:: Work to do ::
Only the number is wanted: count the lines that include the word "title".
+===+
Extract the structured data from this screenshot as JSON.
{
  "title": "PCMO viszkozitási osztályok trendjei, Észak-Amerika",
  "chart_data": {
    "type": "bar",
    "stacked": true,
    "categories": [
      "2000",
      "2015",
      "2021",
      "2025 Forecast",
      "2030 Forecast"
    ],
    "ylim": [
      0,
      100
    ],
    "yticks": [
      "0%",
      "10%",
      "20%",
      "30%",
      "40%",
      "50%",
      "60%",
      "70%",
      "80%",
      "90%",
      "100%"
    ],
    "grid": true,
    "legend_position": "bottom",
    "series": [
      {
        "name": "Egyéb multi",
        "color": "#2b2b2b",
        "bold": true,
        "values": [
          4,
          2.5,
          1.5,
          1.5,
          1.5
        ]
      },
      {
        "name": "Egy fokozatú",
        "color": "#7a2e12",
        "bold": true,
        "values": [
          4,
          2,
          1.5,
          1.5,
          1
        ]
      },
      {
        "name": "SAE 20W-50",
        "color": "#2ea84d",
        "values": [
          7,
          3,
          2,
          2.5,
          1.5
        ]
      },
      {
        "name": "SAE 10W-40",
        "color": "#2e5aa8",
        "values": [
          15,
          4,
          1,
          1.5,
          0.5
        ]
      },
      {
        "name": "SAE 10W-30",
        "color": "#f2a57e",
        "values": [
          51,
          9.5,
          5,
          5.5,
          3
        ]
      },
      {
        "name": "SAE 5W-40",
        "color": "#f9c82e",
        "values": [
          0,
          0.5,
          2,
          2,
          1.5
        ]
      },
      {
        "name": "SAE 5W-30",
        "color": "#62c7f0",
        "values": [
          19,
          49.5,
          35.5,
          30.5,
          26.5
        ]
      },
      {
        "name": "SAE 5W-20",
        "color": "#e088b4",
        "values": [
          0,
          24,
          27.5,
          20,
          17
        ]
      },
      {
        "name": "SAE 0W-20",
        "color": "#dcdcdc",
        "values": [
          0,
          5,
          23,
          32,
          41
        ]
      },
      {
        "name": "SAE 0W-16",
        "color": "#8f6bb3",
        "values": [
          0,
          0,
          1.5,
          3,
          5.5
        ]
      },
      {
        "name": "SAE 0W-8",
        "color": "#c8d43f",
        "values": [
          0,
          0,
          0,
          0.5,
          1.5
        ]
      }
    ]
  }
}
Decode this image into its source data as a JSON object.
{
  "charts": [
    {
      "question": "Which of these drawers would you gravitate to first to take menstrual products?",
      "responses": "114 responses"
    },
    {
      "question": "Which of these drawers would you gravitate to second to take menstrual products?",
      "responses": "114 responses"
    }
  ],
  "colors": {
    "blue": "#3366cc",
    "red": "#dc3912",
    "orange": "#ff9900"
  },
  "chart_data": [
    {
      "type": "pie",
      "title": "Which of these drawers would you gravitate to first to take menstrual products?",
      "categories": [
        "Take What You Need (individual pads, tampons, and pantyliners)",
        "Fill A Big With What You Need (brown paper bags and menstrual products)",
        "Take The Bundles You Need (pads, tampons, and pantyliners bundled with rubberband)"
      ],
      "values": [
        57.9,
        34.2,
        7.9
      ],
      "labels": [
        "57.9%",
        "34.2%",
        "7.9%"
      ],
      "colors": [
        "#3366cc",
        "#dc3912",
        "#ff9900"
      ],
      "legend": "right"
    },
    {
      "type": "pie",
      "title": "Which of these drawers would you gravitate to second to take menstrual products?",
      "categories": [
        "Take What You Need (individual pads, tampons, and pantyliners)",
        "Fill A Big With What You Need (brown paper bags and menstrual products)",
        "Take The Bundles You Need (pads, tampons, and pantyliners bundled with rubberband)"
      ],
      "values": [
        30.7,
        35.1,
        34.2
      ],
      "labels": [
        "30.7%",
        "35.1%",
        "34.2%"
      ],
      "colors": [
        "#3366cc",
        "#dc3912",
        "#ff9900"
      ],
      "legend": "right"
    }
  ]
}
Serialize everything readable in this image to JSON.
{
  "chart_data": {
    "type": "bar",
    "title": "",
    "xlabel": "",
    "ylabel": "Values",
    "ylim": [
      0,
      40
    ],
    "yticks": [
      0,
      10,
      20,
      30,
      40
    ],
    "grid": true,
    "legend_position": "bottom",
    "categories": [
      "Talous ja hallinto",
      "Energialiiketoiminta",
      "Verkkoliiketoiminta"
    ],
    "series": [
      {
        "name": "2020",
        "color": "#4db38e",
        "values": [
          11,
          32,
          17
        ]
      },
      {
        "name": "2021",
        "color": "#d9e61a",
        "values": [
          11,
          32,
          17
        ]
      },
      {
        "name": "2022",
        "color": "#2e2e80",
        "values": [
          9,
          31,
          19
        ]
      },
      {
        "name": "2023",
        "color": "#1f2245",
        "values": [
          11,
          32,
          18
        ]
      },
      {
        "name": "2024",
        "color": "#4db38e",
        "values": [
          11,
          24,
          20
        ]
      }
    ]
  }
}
+===+
:: Full solution ::
4